### Stated goal
Find how many lines contain "this" and state only that number.

# # # # #

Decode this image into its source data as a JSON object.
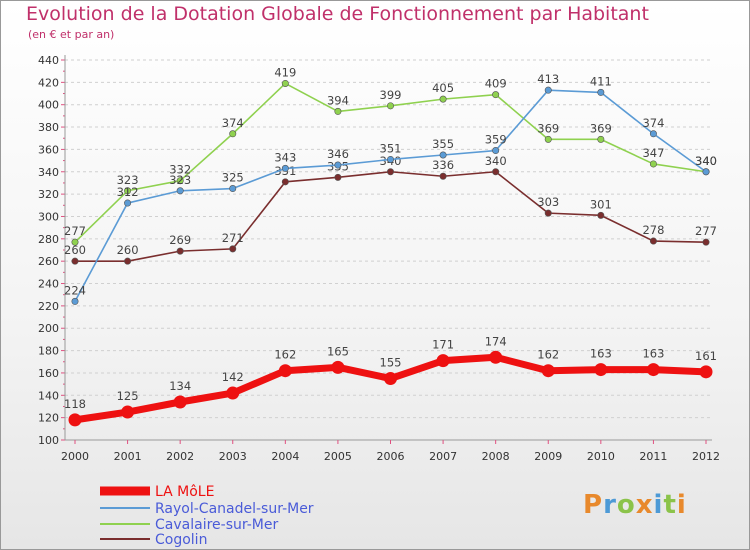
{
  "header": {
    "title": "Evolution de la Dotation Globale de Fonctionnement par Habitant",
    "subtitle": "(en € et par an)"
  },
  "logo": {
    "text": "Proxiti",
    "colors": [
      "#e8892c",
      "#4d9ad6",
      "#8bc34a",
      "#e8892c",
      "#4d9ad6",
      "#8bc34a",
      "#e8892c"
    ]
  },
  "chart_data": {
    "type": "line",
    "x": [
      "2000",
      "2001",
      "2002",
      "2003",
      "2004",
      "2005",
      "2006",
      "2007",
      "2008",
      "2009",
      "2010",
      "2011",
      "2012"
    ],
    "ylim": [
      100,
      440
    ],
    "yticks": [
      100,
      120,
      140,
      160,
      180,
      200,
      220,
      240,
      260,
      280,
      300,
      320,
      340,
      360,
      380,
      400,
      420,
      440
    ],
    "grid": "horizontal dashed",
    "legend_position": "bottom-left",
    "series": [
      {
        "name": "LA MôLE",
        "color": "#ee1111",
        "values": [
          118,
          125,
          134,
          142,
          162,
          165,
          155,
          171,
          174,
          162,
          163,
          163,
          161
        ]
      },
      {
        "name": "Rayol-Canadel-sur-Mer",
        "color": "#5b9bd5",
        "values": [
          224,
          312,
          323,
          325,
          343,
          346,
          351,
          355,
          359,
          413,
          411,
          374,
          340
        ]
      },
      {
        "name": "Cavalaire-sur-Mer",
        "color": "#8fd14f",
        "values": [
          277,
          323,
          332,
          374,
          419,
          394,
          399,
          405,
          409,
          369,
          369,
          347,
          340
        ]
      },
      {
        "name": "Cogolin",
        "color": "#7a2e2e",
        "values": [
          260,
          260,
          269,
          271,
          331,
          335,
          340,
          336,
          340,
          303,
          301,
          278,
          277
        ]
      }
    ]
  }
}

# # # # #

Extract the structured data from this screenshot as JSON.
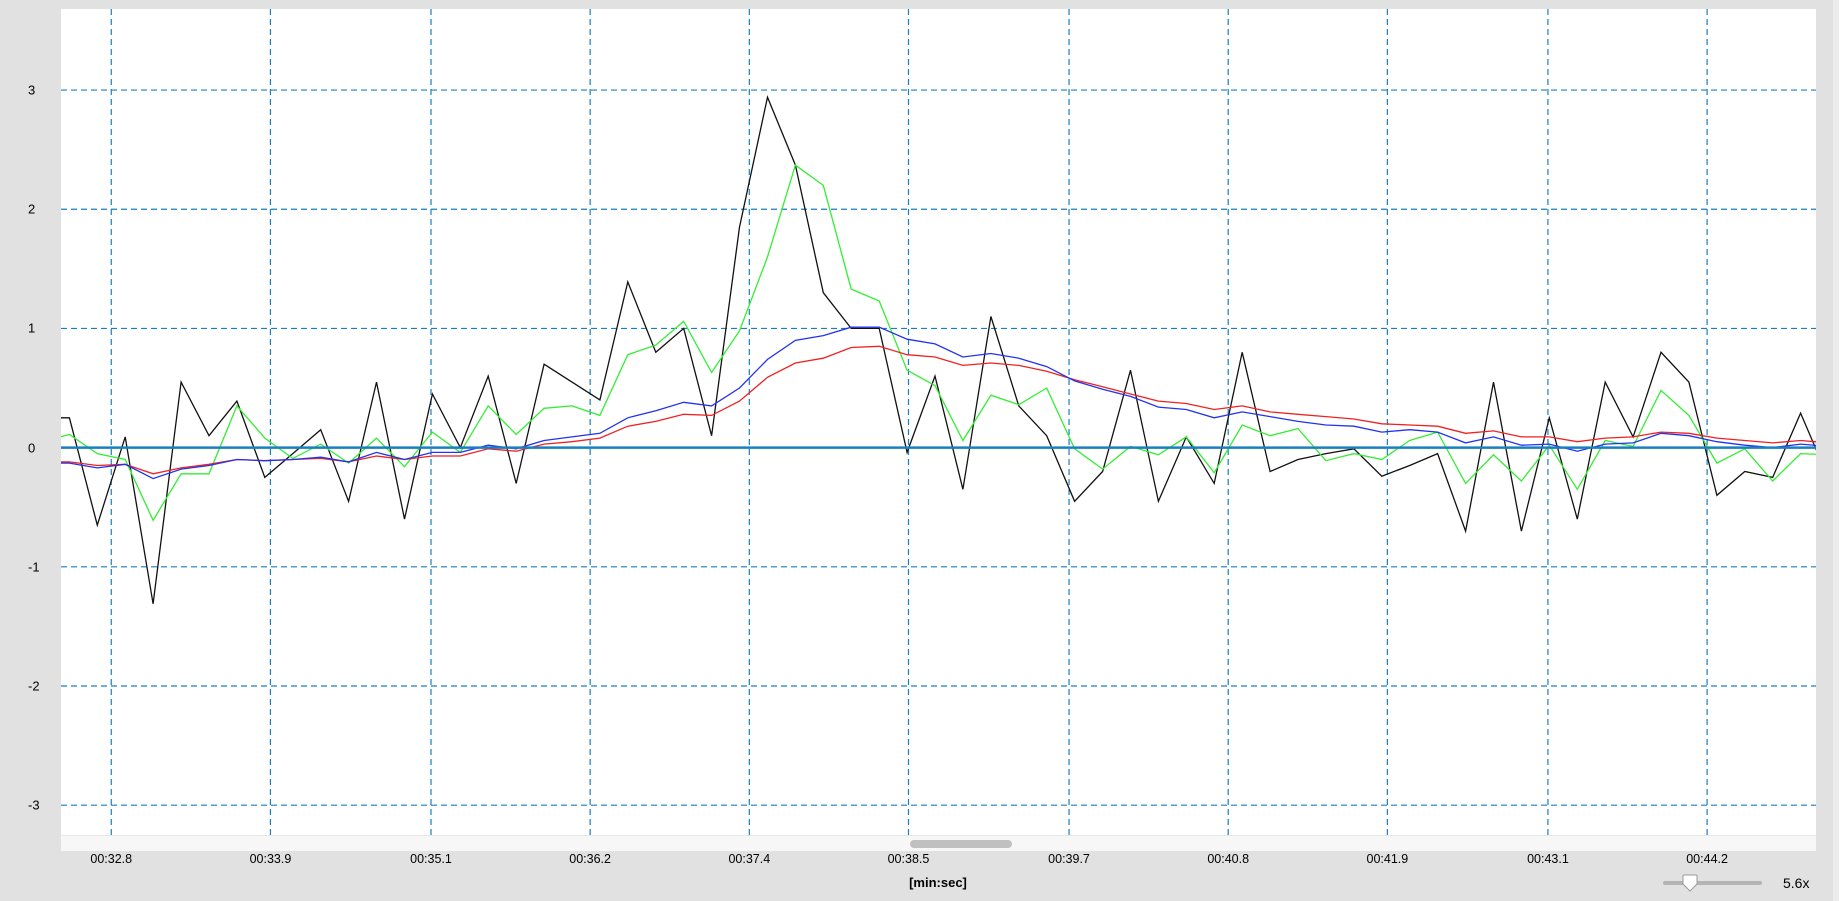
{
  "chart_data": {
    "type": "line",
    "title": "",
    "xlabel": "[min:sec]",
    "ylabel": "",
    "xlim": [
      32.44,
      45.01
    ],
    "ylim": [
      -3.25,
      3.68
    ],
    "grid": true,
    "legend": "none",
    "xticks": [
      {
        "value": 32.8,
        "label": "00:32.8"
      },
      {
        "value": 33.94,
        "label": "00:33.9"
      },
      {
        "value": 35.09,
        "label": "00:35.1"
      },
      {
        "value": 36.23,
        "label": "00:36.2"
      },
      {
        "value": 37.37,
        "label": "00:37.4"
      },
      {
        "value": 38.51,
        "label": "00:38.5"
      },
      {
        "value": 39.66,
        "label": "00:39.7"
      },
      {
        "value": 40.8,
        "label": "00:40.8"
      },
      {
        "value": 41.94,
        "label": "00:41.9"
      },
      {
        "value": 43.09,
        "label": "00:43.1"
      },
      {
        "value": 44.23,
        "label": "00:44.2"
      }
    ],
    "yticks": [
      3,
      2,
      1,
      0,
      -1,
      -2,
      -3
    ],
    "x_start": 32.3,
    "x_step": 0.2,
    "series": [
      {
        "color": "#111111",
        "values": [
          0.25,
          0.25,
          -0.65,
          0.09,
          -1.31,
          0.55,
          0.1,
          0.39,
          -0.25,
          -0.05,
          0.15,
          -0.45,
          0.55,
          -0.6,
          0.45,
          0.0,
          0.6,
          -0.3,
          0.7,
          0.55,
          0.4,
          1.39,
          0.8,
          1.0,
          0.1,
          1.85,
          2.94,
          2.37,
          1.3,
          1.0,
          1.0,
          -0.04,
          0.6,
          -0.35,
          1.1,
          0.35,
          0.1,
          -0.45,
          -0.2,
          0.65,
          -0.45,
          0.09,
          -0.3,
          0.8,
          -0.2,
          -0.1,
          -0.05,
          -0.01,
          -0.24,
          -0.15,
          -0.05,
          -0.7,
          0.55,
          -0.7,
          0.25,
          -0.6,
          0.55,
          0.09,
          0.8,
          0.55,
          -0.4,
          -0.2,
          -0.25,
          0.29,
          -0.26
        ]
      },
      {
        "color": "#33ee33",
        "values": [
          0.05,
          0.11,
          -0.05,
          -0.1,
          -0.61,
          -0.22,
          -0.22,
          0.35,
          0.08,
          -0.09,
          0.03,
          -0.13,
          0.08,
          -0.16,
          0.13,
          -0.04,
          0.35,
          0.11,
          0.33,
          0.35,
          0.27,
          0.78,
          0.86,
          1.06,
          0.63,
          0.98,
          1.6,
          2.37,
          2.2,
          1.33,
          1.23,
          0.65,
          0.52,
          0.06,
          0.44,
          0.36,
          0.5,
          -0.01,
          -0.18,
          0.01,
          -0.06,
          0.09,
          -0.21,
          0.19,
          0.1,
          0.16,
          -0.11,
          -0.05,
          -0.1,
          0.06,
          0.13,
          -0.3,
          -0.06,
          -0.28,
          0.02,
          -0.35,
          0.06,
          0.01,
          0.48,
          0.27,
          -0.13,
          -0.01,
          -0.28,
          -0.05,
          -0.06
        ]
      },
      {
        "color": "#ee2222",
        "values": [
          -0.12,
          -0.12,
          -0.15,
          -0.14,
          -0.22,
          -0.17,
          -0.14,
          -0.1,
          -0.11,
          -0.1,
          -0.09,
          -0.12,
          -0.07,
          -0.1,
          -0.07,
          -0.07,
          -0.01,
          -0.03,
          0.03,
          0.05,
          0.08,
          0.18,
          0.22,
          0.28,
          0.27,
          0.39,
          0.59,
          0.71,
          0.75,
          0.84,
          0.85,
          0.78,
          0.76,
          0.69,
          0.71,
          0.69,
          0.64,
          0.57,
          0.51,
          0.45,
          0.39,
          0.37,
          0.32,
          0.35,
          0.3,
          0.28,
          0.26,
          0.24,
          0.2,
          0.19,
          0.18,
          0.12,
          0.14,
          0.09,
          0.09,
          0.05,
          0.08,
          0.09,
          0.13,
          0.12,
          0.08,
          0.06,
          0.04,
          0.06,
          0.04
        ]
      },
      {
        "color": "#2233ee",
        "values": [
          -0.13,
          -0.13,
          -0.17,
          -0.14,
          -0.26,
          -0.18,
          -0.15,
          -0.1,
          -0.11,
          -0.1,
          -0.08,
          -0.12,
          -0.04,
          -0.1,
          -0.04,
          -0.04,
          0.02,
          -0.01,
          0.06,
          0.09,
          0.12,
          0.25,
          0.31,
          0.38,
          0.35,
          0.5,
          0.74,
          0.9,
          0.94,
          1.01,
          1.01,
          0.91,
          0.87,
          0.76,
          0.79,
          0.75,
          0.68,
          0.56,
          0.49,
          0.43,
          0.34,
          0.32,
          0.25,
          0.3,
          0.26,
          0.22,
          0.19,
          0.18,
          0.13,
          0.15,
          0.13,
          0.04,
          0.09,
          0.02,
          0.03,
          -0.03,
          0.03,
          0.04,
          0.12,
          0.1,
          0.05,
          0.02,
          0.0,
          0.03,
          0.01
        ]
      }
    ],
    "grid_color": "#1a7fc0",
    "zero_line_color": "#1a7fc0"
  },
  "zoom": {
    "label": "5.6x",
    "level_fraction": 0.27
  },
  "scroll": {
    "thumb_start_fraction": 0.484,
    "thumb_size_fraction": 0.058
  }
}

# # # # #

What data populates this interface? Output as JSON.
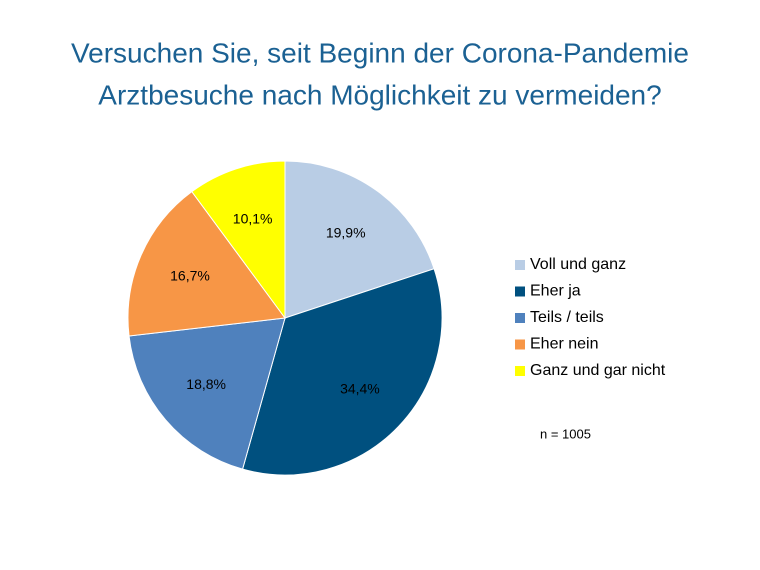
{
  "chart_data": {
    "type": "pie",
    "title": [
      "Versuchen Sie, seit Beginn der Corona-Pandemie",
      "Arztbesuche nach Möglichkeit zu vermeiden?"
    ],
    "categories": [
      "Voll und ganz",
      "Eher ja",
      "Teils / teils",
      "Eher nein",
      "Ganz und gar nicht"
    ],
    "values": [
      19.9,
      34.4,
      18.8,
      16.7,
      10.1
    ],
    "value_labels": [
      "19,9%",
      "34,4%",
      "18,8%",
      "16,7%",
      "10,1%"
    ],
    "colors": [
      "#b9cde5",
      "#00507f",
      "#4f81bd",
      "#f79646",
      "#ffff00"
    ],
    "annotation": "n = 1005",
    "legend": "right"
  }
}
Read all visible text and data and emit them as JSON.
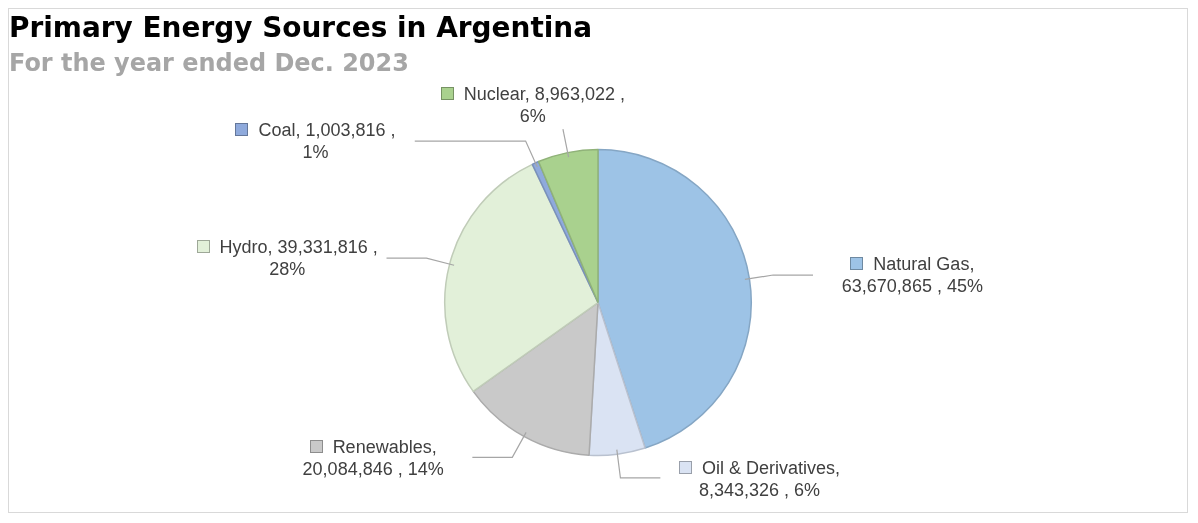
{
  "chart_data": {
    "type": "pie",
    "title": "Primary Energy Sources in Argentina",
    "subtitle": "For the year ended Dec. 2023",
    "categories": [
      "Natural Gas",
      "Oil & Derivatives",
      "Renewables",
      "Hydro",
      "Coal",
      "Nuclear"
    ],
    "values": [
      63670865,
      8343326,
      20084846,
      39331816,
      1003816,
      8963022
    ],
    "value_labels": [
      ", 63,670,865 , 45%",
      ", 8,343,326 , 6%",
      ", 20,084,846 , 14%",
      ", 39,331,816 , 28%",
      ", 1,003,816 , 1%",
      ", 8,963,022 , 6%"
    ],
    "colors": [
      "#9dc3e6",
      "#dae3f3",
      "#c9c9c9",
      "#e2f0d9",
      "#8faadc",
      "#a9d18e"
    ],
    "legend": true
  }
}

# # # # #

### Full answer
3